-- Start --
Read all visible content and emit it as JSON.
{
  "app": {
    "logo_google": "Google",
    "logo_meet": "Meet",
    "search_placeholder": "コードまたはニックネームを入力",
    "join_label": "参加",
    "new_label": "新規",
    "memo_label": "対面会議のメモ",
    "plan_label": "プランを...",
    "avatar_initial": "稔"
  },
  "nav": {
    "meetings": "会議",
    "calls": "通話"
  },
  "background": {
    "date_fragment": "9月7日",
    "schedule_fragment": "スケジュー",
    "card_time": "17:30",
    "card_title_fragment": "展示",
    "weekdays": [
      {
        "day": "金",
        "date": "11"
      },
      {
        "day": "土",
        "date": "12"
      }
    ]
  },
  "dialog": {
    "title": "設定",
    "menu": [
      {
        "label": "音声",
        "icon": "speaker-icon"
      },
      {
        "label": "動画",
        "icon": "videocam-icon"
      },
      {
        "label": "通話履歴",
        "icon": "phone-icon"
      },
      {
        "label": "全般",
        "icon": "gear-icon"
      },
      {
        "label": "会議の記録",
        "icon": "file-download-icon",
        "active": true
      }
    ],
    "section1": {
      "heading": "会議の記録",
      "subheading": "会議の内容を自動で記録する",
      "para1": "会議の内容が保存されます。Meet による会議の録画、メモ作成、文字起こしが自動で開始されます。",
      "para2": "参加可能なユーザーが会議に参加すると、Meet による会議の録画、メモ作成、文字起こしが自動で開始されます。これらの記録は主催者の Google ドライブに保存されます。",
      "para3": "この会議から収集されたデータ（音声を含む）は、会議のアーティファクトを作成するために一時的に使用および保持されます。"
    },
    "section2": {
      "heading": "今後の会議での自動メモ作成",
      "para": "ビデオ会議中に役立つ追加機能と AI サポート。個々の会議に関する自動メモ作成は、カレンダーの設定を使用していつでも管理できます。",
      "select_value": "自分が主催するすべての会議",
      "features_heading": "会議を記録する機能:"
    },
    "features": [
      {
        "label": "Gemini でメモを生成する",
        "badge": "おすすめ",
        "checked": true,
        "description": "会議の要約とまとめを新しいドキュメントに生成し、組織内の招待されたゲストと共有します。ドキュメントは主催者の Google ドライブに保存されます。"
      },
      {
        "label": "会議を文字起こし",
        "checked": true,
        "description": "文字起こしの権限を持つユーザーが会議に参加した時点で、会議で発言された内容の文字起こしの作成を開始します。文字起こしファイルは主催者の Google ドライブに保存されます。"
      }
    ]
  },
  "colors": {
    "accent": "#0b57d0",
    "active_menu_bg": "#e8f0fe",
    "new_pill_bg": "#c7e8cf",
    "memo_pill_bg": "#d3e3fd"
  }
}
-- End --
State how many lines of the entries above include the word "文字起こしが自動で開始されます", offering no text other than the number.

Full solution ▸
2